__WHAT IS BEING ASKED__
Select the lines below containing the word "عورة".

__Items from a data source__
## START
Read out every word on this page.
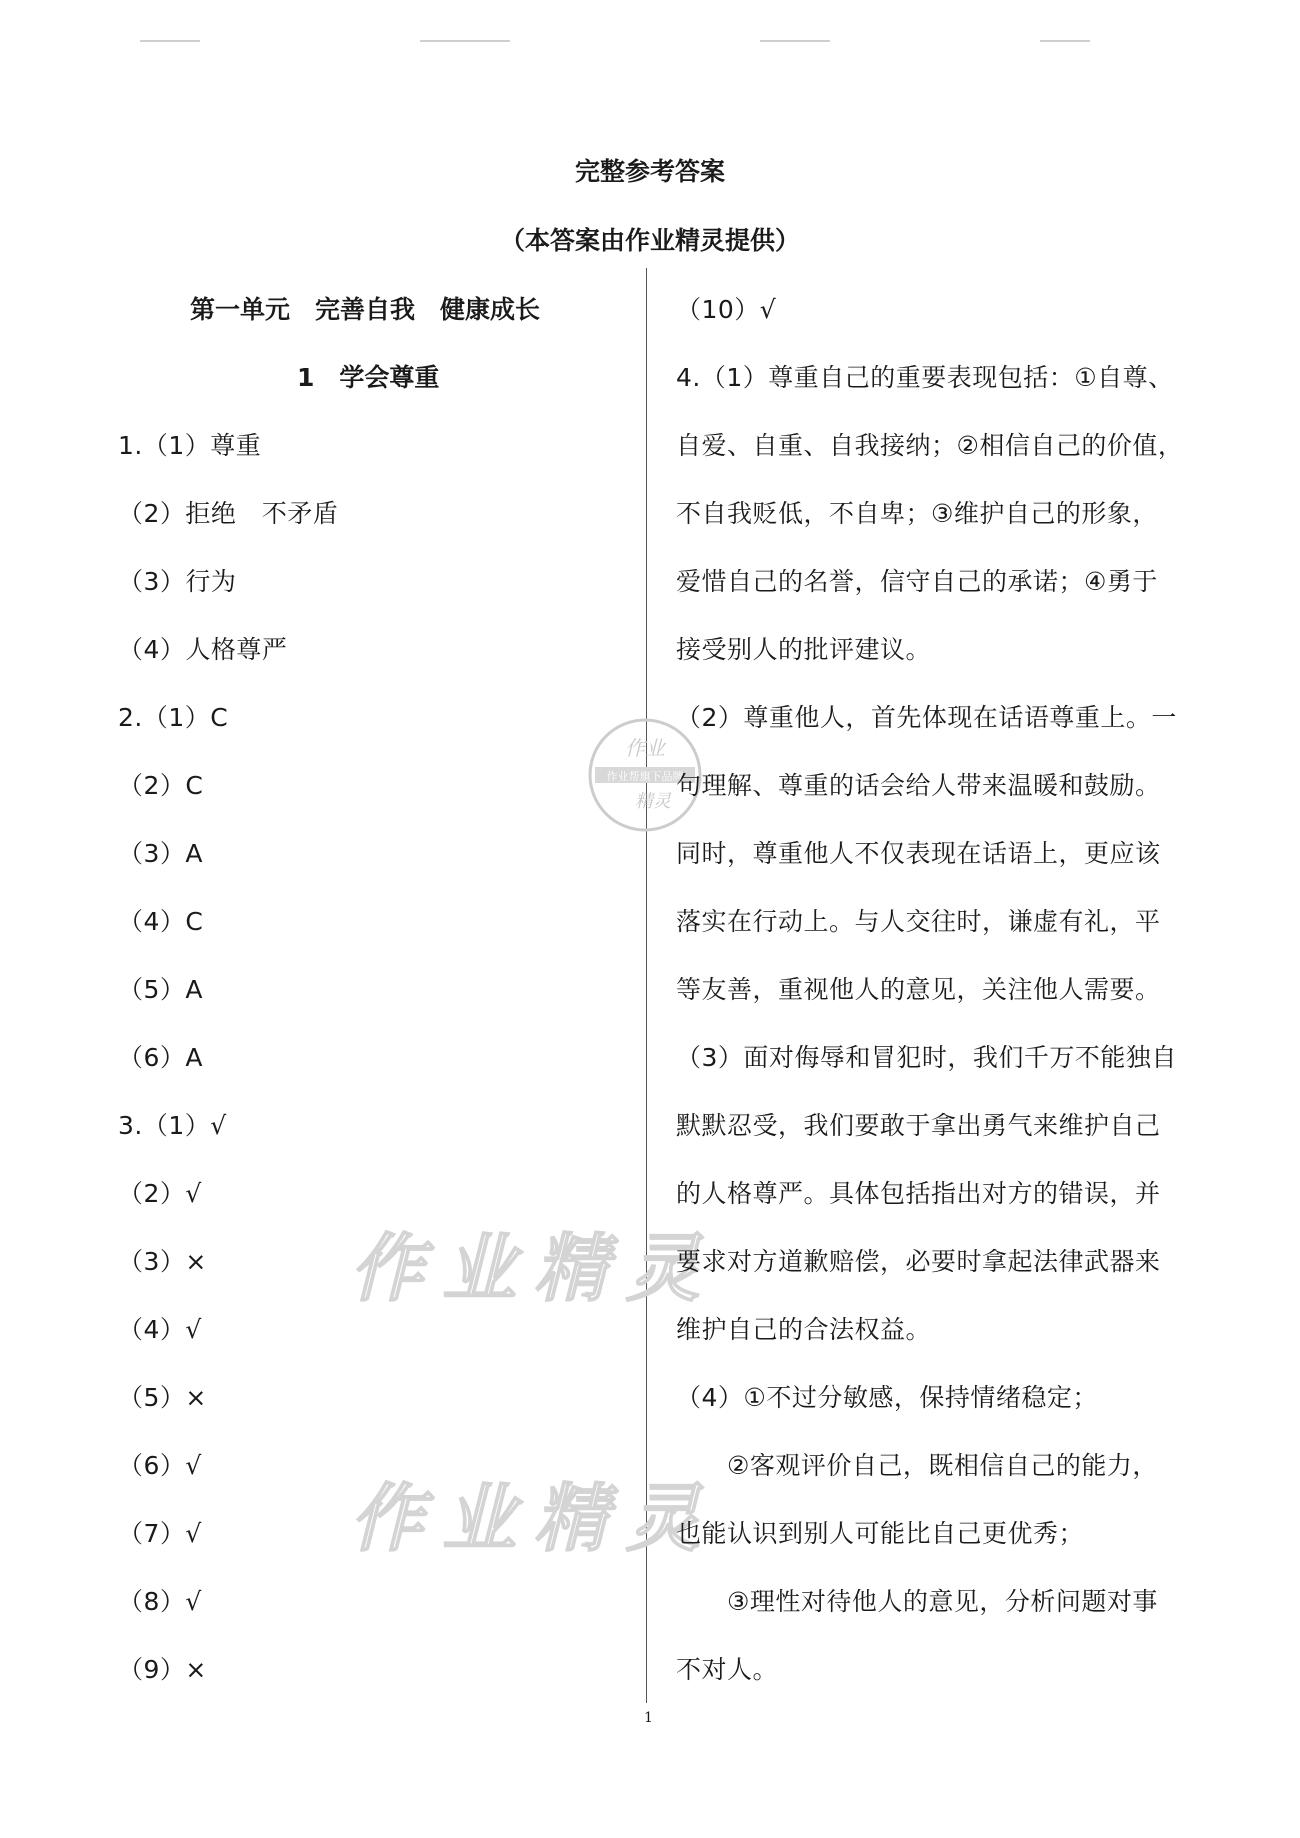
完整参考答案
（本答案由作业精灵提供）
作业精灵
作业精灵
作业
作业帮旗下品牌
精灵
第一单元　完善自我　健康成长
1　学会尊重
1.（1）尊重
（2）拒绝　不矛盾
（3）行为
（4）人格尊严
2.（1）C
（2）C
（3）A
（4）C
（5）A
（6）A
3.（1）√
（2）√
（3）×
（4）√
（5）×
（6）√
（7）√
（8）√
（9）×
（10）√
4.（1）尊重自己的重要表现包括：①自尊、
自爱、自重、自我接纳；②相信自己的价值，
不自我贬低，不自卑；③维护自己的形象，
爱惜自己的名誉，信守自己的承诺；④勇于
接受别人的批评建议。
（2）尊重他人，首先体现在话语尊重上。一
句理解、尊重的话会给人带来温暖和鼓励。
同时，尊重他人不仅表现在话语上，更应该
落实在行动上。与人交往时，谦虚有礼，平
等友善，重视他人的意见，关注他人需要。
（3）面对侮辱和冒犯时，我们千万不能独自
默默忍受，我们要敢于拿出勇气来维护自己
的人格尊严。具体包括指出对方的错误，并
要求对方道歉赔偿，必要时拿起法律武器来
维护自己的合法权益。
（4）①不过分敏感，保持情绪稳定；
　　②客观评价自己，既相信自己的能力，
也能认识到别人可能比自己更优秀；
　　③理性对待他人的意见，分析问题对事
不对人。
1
## END
## START
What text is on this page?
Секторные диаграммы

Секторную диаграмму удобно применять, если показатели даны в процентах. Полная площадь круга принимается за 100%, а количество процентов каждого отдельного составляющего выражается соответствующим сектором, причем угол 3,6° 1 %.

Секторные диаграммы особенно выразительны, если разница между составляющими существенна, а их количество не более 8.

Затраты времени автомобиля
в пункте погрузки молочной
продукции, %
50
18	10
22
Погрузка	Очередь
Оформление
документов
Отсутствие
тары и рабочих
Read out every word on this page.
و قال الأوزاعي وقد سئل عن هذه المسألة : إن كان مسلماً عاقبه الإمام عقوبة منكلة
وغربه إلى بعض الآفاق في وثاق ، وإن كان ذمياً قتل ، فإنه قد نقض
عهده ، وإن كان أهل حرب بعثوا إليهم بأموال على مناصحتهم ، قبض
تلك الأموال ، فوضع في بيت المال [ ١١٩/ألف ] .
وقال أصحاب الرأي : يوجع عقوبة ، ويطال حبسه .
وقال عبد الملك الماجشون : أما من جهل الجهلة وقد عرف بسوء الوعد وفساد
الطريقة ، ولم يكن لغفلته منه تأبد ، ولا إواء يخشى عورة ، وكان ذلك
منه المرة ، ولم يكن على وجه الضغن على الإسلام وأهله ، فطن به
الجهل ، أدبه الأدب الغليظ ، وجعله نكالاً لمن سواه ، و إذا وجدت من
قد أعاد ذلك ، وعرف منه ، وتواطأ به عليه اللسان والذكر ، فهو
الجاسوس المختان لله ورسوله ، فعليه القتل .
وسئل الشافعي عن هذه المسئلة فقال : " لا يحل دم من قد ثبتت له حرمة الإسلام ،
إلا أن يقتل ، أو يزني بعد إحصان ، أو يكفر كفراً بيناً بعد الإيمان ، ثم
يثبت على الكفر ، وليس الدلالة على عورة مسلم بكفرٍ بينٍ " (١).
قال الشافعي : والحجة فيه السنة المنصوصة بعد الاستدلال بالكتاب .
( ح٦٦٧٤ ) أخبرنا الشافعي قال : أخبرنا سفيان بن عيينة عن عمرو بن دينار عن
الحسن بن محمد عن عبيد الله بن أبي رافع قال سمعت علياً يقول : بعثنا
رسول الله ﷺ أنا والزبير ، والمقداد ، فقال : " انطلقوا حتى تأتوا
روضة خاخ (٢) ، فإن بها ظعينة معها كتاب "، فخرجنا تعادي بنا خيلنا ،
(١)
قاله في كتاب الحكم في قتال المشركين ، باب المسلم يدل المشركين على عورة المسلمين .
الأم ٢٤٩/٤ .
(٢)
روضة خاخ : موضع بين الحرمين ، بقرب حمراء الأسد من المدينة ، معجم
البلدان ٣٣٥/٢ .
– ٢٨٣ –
## END
__REPLY__
الطريقة ، ولم يكن لغفلته منه تأبد ، ولا إواء يخشى عورة ، وكان ذلك
يثبت على الكفر ، وليس الدلالة على عورة مسلم بكفرٍ بينٍ " (١).
قاله في كتاب الحكم في قتال المشركين ، باب المسلم يدل المشركين على عورة المسلمين .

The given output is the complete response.